The answer is a single number: how many lines hold the string "一世之雄".

Provided information -
————

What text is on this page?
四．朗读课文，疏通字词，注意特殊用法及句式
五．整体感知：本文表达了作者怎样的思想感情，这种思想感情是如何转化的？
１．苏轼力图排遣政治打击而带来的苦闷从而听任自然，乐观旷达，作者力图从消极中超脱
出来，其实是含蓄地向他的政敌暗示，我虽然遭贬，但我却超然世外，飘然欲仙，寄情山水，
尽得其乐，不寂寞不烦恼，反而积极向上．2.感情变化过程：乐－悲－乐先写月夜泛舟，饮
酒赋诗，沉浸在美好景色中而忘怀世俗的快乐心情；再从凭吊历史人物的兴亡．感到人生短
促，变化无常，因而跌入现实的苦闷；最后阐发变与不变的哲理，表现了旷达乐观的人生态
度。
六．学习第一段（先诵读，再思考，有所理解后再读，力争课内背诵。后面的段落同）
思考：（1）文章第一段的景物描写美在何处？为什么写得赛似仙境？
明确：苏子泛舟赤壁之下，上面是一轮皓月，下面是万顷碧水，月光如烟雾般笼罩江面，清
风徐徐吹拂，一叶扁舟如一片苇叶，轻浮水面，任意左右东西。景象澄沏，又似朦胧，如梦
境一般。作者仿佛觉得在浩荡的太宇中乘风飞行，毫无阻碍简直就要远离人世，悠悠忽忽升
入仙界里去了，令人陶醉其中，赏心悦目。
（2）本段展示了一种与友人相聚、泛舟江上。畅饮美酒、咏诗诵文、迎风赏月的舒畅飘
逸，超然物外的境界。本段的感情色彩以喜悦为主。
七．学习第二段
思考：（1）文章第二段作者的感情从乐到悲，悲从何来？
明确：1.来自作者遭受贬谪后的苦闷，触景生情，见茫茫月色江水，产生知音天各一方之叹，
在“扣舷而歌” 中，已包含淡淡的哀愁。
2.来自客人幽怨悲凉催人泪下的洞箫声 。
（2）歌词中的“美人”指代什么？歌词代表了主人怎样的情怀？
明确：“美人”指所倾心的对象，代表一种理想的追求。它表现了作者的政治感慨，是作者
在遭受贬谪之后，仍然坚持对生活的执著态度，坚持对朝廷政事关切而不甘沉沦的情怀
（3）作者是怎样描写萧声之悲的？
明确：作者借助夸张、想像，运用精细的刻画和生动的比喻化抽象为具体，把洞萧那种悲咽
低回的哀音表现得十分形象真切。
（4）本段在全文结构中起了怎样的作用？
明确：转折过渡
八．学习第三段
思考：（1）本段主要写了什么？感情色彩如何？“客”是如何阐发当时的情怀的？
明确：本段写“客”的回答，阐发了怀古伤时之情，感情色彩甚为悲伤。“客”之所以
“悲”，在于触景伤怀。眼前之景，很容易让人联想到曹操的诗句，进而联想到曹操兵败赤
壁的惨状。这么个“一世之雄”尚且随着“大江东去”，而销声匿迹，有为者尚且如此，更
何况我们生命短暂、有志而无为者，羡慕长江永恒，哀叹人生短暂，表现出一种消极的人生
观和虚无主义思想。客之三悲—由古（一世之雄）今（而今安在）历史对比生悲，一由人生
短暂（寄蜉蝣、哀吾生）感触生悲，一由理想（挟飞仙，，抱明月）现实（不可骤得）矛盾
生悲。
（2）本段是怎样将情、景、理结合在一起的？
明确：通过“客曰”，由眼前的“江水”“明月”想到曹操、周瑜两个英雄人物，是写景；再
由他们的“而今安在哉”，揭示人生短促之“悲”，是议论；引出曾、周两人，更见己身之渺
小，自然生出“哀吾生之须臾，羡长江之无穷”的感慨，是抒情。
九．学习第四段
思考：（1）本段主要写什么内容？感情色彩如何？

————

Solution - 2